#### Passage shown ####
Trouble dropping columns from a DataFrame that has other columns with dots in their names

Joshua TAYLOR Mon, 25 Jan 2016 13:08:35 -0800

(Apologies if this has arrived more than once.  I've subscribed to the list,
and tried posting via email with no success.  This an intentional
repost to see if things are going through yet.)


I've been having lots of trouble with DataFrames whose columns have dots in
their names today.  I know that in many places, backticks can be used to
quote column names, but the problem I'm running into now is that I can't
drop a column that has *no* dots in its name when there are *other* columns
in the table that do.  Here's some code that tries four ways of dropping the
column.  One throws a weird exception, one is a semi-expected no-op, and the
other two work.

public class SparkExample {
    public static void main(String[] args) {
        /* Get the spark and sql contexts.  Setting spark.ui.enabled to
false
         * keeps Spark from using its built in dependency on Jersey. */
        SparkConf conf = new SparkConf()
                .setMaster("local[*]")
                .setAppName("test")
                .set("spark.ui.enabled", "false");
        JavaSparkContext sparkContext = new JavaSparkContext(conf);
        SQLContext sqlContext = new SQLContext(sparkContext);

        /* Create a schema with two columns, one of which as no dots (a_b),
         * and the other which does (a.b). */
        StructType schema = new StructType(new StructField[] {
                DataTypes.createStructField("a_b", DataTypes.StringType,
false),
                DataTypes.createStructField("a.c", DataTypes.IntegerType,
false)
#### Data shown ####
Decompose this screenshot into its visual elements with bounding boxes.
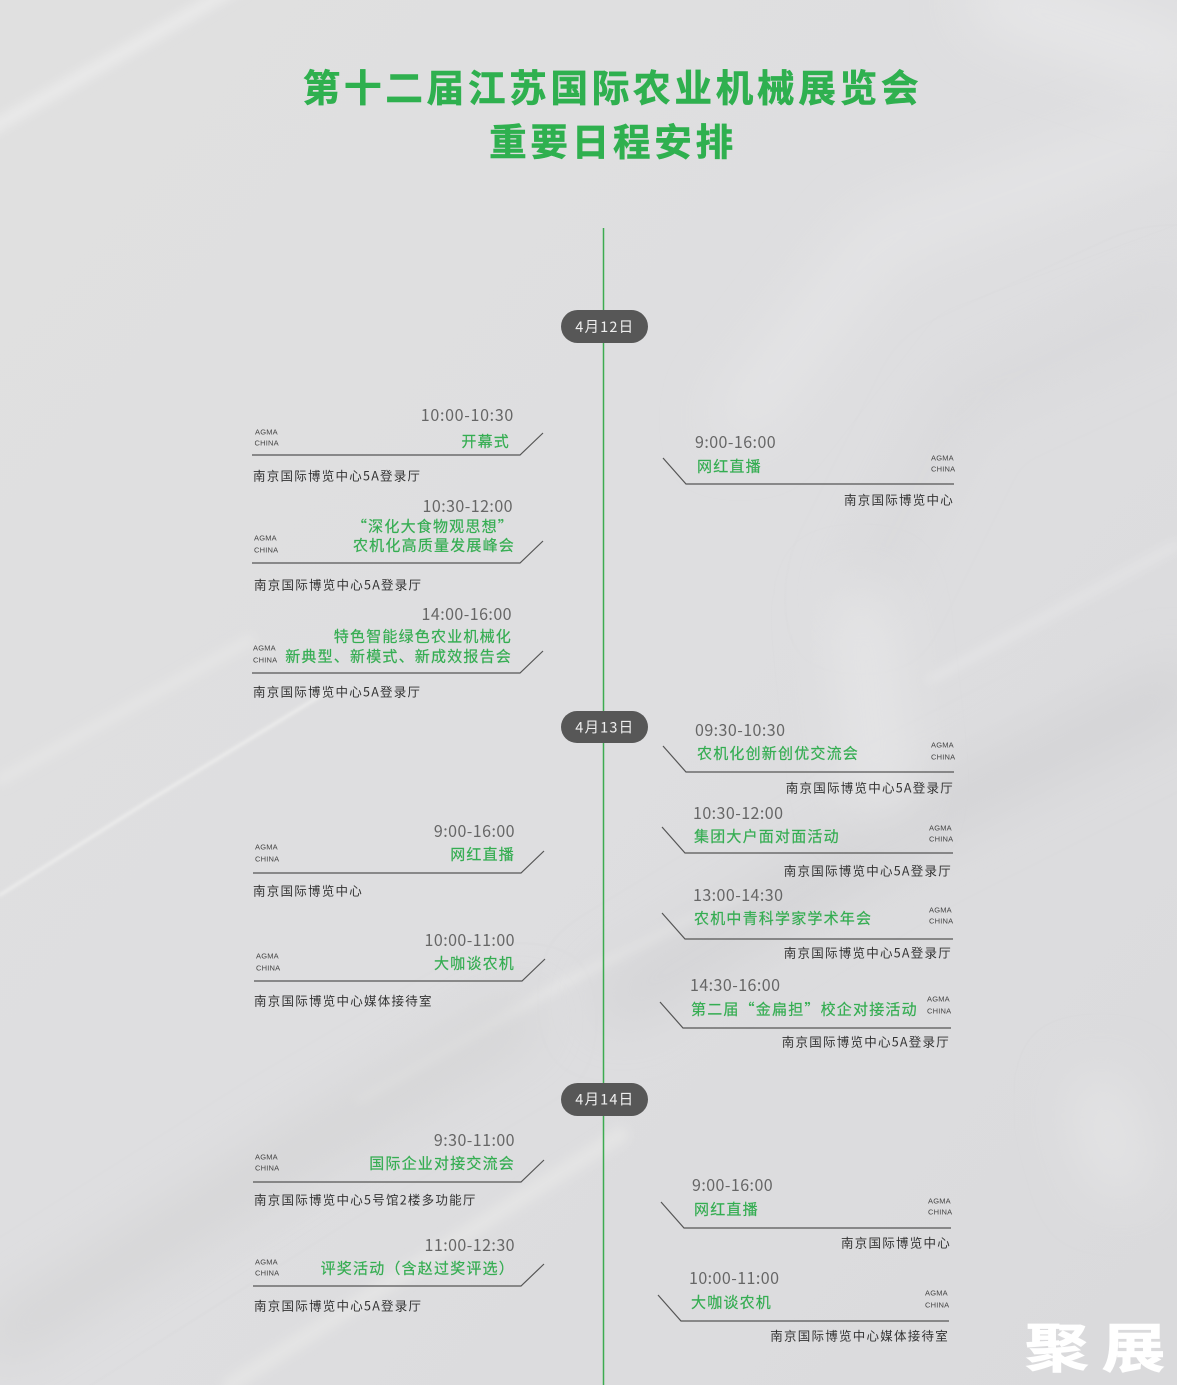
event: April 12 livestream: 网红直播 [697, 456, 762, 476]
event: April 12 livestream: 南京国际博览中心 [844, 490, 954, 508]
event: April 13 livestream: 南京国际博览中心 [253, 880, 363, 900]
event: opening ceremony: AGMA [255, 428, 278, 436]
event: awards: 11:00-12:30 [425, 1232, 515, 1256]
event: food concept summit: AGMA [254, 534, 277, 542]
event: opening ceremony: 开幕式 [461, 430, 510, 452]
event: awards: AGMA [255, 1258, 278, 1266]
event: international enterprise exchange [253, 1127, 544, 1208]
event: awards: CHINA [255, 1268, 279, 1278]
event: large farmers meeting: 南京国际博览中心5A登录厅 [784, 860, 952, 880]
event: April 13 expert talk [254, 927, 545, 1010]
event: April 14 expert talk: CHINA [925, 1300, 949, 1310]
event: April 14 expert talk: 10:00-11:00 [689, 1265, 779, 1289]
event: food concept summit: 10:30-12:00 [423, 493, 513, 517]
event: golden shoulder pole: 14:30-16:00 [690, 972, 780, 996]
event: awards [253, 1232, 544, 1314]
event: April 13 expert talk: CHINA [256, 964, 280, 972]
event: specialty smart machinery report: CHINA [253, 656, 277, 664]
event: specialty smart machinery report: 特色智能绿色农业机械化 [334, 626, 512, 646]
event: food concept summit: “深化大食物观思想” [352, 516, 514, 536]
event: young scientists conference: 农机中青科学家学术年会 [694, 908, 872, 928]
event: April 13 livestream: 9:00-16:00 [434, 818, 515, 842]
event: April 12 livestream [663, 429, 955, 508]
event: April 13 expert talk: 南京国际博览中心媒体接待室 [254, 990, 433, 1010]
event: large farmers meeting: AGMA [929, 824, 952, 832]
event: international enterprise exchange: CHINA [255, 1164, 279, 1172]
event: innovation exchange [663, 717, 955, 796]
date pill: April 13 [561, 711, 648, 743]
event: April 13 livestream [253, 818, 544, 900]
title: 重要日程安排 [489, 112, 737, 166]
event: specialty smart machinery report: 14:00-16:00 [422, 601, 512, 625]
event: international enterprise exchange: AGMA [255, 1152, 278, 1162]
event: April 14 livestream: 网红直播 [694, 1198, 759, 1220]
event: innovation exchange: AGMA [931, 740, 954, 750]
event: innovation exchange: CHINA [931, 752, 955, 762]
event: April 14 livestream [661, 1172, 952, 1252]
event: April 13 livestream: AGMA [255, 842, 278, 852]
event: young scientists conference: 13:00-14:30 [693, 882, 783, 906]
event: opening ceremony: 10:00-10:30 [421, 402, 514, 426]
event: April 14 livestream: 南京国际博览中心 [841, 1232, 951, 1252]
event: April 12 livestream: 9:00-16:00 [695, 429, 776, 453]
event: food concept summit: CHINA [254, 546, 278, 554]
event: large farmers meeting: 10:30-12:00 [693, 800, 783, 824]
event: awards: 评奖活动（含赵过奖评选） [321, 1258, 515, 1278]
event: April 14 expert talk: 南京国际博览中心媒体接待室 [770, 1326, 949, 1344]
event: April 12 livestream: CHINA [931, 464, 955, 474]
watermark logo: 聚展 [1025, 1306, 1177, 1382]
event: specialty smart machinery report: 南京国际博览中心5A登录厅 [253, 682, 421, 700]
event: April 14 livestream: 9:00-16:00 [692, 1172, 773, 1196]
event: April 13 expert talk: AGMA [256, 952, 279, 960]
event: specialty smart machinery report: AGMA [253, 644, 276, 652]
event: food concept summit [252, 493, 543, 594]
event: international enterprise exchange: 9:30-11:00 [434, 1127, 515, 1151]
event: international enterprise exchange: 南京国际博览中心5号馆2楼多功能厅 [254, 1190, 477, 1208]
event: large farmers meeting [662, 800, 953, 880]
event: innovation exchange: 南京国际博览中心5A登录厅 [786, 778, 954, 796]
event: April 12 livestream: AGMA [931, 454, 954, 462]
event: international enterprise exchange: 国际企业对接交流会 [369, 1152, 515, 1174]
event: opening ceremony [252, 402, 543, 484]
date pill: April 12 [561, 310, 648, 343]
event: April 13 livestream: 网红直播 [450, 844, 515, 864]
event: April 14 expert talk: 大咖谈农机 [691, 1292, 772, 1312]
event: April 13 expert talk: 10:00-11:00 [425, 927, 515, 951]
event: April 14 livestream: AGMA [928, 1196, 951, 1206]
event: specialty smart machinery report: 新典型、新模式、新成效报告会 [285, 646, 512, 666]
event: awards: 南京国际博览中心5A登录厅 [254, 1296, 422, 1314]
event: April 14 livestream: CHINA [928, 1208, 952, 1216]
title: 第十二届江苏国际农业机械展览会 [303, 58, 922, 112]
event: innovation exchange: 09:30-10:30 [695, 717, 785, 741]
timeline axis [602, 228, 604, 1385]
event: golden shoulder pole: CHINA [927, 1006, 951, 1016]
event: April 14 expert talk [658, 1265, 949, 1344]
event: golden shoulder pole: AGMA [927, 994, 950, 1004]
event: young scientists conference: AGMA [929, 906, 952, 914]
event: April 13 expert talk: 大咖谈农机 [434, 952, 515, 974]
event: innovation exchange: 农机化创新创优交流会 [697, 742, 859, 764]
event: opening ceremony: 南京国际博览中心5A登录厅 [253, 466, 421, 484]
event: young scientists conference: CHINA [929, 916, 953, 926]
event: large farmers meeting: 集团大户面对面活动 [694, 826, 840, 846]
event: young scientists conference: 南京国际博览中心5A登录厅 [784, 942, 952, 962]
event: specialty smart machinery report [252, 601, 543, 700]
event: large farmers meeting: CHINA [929, 834, 953, 844]
event: opening ceremony: CHINA [254, 438, 279, 448]
date pill: April 13: 4月13日 [575, 716, 634, 738]
event: young scientists conference [662, 882, 953, 962]
title [303, 58, 922, 166]
event: golden shoulder pole: 第二届“金扁担”校企对接活动 [691, 998, 918, 1020]
event: April 14 expert talk: AGMA [925, 1288, 948, 1298]
event: food concept summit: 农机化高质量发展峰会 [353, 534, 515, 556]
event: April 13 livestream: CHINA [255, 854, 279, 864]
date pill: April 14 [561, 1083, 648, 1116]
event: golden shoulder pole [660, 972, 951, 1050]
date pill: April 14: 4月14日 [575, 1088, 634, 1110]
date pill: April 12: 4月12日 [575, 316, 634, 337]
event: food concept summit: 南京国际博览中心5A登录厅 [254, 574, 422, 594]
event: golden shoulder pole: 南京国际博览中心5A登录厅 [782, 1032, 950, 1050]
####
■ **Exercise requirements**
Could you reproduce, word for word, the part of the post about dropping DataFrame columns that opens with the words containing "public class SparkExample" and closes with "conf = new SparkConf()"?

■ **Written response**
public class SparkExample {
    public static void main(String[] args) {
        /* Get the spark and sql contexts.  Setting spark.ui.enabled to
false
         * keeps Spark from using its built in dependency on Jersey. */
        SparkConf conf = new SparkConf()